■ **Directions**
Retype the listing that follows, exactly as written.

■ **Recorded information**
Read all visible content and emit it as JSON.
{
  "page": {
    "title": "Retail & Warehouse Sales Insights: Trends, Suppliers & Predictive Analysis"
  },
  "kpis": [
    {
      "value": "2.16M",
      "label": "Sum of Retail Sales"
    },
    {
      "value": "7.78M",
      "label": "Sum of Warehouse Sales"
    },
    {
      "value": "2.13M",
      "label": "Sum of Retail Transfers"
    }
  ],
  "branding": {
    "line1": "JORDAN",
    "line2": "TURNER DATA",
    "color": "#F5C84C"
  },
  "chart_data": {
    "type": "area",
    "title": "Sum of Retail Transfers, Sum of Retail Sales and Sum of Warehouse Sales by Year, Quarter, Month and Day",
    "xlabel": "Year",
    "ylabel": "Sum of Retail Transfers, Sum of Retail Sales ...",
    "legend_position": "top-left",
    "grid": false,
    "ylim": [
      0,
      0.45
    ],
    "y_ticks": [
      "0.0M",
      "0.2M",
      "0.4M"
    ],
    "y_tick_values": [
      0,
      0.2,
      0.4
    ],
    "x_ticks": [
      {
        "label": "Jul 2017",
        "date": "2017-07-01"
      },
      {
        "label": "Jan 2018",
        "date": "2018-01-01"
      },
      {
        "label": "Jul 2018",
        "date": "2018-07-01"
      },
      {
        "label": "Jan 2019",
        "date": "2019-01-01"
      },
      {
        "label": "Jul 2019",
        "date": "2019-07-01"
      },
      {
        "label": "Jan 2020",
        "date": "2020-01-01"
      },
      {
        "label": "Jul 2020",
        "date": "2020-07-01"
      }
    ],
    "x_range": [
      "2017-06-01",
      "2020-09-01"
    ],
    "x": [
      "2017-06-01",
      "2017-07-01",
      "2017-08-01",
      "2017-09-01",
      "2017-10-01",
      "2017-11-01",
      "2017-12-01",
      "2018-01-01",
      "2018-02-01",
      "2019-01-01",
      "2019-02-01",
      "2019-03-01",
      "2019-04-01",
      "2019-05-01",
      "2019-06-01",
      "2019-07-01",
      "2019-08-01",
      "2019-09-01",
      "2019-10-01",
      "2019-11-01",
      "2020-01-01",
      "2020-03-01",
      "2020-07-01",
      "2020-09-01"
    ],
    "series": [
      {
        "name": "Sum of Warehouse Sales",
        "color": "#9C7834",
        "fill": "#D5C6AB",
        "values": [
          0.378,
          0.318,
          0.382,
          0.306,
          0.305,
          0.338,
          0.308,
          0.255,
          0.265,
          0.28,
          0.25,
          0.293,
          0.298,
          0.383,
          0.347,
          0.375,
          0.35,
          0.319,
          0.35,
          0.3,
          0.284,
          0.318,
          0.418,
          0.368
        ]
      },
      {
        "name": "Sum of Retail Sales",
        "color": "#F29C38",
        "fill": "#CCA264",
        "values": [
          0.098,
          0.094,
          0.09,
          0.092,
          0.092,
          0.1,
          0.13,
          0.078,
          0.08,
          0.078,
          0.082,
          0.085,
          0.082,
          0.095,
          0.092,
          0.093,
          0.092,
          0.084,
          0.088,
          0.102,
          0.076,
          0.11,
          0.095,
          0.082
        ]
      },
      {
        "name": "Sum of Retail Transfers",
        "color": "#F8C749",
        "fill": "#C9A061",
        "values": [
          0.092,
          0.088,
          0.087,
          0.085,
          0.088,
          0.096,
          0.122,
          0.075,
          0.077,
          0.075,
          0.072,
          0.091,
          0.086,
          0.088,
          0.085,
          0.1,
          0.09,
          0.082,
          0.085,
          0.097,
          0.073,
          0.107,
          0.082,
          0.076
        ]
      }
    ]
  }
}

■ **Problem solution**
Read all visible content and emit it as JSON.
{
  "page": {
    "title": "Retail & Warehouse Sales Insights: Trends, Suppliers & Predictive Analysis"
  },
  "kpis": [
    {
      "value": "2.16M",
      "label": "Sum of Retail Sales"
    },
    {
      "value": "7.78M",
      "label": "Sum of Warehouse Sales"
    },
    {
      "value": "2.13M",
      "label": "Sum of Retail Transfers"
    }
  ],
  "branding": {
    "line1": "JORDAN",
    "line2": "TURNER DATA",
    "color": "#F5C84C"
  },
  "chart_data": {
    "type": "area",
    "title": "Sum of Retail Transfers, Sum of Retail Sales and Sum of Warehouse Sales by Year, Quarter, Month and Day",
    "xlabel": "Year",
    "ylabel": "Sum of Retail Transfers, Sum of Retail Sales ...",
    "legend_position": "top-left",
    "grid": false,
    "ylim": [
      0,
      0.45
    ],
    "y_ticks": [
      "0.0M",
      "0.2M",
      "0.4M"
    ],
    "y_tick_values": [
      0,
      0.2,
      0.4
    ],
    "x_ticks": [
      {
        "label": "Jul 2017",
        "date": "2017-07-01"
      },
      {
        "label": "Jan 2018",
        "date": "2018-01-01"
      },
      {
        "label": "Jul 2018",
        "date": "2018-07-01"
      },
      {
        "label": "Jan 2019",
        "date": "2019-01-01"
      },
      {
        "label": "Jul 2019",
        "date": "2019-07-01"
      },
      {
        "label": "Jan 2020",
        "date": "2020-01-01"
      },
      {
        "label": "Jul 2020",
        "date": "2020-07-01"
      }
    ],
    "x_range": [
      "2017-06-01",
      "2020-09-01"
    ],
    "x": [
      "2017-06-01",
      "2017-07-01",
      "2017-08-01",
      "2017-09-01",
      "2017-10-01",
      "2017-11-01",
      "2017-12-01",
      "2018-01-01",
      "2018-02-01",
      "2019-01-01",
      "2019-02-01",
      "2019-03-01",
      "2019-04-01",
      "2019-05-01",
      "2019-06-01",
      "2019-07-01",
      "2019-08-01",
      "2019-09-01",
      "2019-10-01",
      "2019-11-01",
      "2020-01-01",
      "2020-03-01",
      "2020-07-01",
      "2020-09-01"
    ],
    "series": [
      {
        "name": "Sum of Warehouse Sales",
        "color": "#9C7834",
        "fill": "#D5C6AB",
        "values": [
          0.378,
          0.318,
          0.382,
          0.306,
          0.305,
          0.338,
          0.308,
          0.255,
          0.265,
          0.28,
          0.25,
          0.293,
          0.298,
          0.383,
          0.347,
          0.375,
          0.35,
          0.319,
          0.35,
          0.3,
          0.284,
          0.318,
          0.418,
          0.368
        ]
      },
      {
        "name": "Sum of Retail Sales",
        "color": "#F29C38",
        "fill": "#CCA264",
        "values": [
          0.098,
          0.094,
          0.09,
          0.092,
          0.092,
          0.1,
          0.13,
          0.078,
          0.08,
          0.078,
          0.082,
          0.085,
          0.082,
          0.095,
          0.092,
          0.093,
          0.092,
          0.084,
          0.088,
          0.102,
          0.076,
          0.11,
          0.095,
          0.082
        ]
      },
      {
        "name": "Sum of Retail Transfers",
        "color": "#F8C749",
        "fill": "#C9A061",
        "values": [
          0.092,
          0.088,
          0.087,
          0.085,
          0.088,
          0.096,
          0.122,
          0.075,
          0.077,
          0.075,
          0.072,
          0.091,
          0.086,
          0.088,
          0.085,
          0.1,
          0.09,
          0.082,
          0.085,
          0.097,
          0.073,
          0.107,
          0.082,
          0.076
        ]
      }
    ]
  }
}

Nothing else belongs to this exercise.